[Raw records]
* BEGIN *

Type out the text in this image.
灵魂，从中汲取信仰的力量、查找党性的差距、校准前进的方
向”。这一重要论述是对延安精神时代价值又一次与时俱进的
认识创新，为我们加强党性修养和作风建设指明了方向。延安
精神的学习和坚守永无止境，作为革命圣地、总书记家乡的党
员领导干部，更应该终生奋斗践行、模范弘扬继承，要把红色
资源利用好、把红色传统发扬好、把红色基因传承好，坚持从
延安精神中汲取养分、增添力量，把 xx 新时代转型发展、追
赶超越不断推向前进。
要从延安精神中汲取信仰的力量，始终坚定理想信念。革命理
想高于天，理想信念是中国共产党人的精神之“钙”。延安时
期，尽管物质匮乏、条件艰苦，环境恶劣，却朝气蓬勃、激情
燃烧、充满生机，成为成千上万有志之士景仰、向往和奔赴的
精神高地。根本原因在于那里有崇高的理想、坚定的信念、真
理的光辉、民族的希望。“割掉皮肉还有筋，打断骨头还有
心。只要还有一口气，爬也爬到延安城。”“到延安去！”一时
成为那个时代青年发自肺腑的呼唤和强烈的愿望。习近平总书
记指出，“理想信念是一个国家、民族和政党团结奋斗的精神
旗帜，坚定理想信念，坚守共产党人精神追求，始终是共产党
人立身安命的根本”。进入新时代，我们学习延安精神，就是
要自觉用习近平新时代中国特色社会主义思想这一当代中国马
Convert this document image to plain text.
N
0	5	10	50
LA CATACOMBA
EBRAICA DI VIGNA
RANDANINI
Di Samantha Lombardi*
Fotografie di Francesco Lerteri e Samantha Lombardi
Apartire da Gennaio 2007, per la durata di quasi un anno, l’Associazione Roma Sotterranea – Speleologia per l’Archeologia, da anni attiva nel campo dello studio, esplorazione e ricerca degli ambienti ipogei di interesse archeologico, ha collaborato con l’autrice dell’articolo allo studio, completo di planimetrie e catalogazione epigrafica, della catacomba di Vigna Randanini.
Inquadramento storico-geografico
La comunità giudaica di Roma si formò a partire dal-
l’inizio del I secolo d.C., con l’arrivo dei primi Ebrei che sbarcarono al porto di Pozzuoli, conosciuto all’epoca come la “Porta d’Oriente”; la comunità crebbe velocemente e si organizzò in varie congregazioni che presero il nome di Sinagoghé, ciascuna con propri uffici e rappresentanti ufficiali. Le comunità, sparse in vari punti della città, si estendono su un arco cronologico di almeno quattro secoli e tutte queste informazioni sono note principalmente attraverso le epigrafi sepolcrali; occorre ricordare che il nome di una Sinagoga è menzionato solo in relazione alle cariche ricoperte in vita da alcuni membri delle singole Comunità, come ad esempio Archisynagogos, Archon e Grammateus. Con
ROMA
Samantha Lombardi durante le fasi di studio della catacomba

* END *

[What you have to do]
Filter for "image". Return all lines that hold it.

[Written reply]
Type out the text in this image.
Convert this document image to plain text.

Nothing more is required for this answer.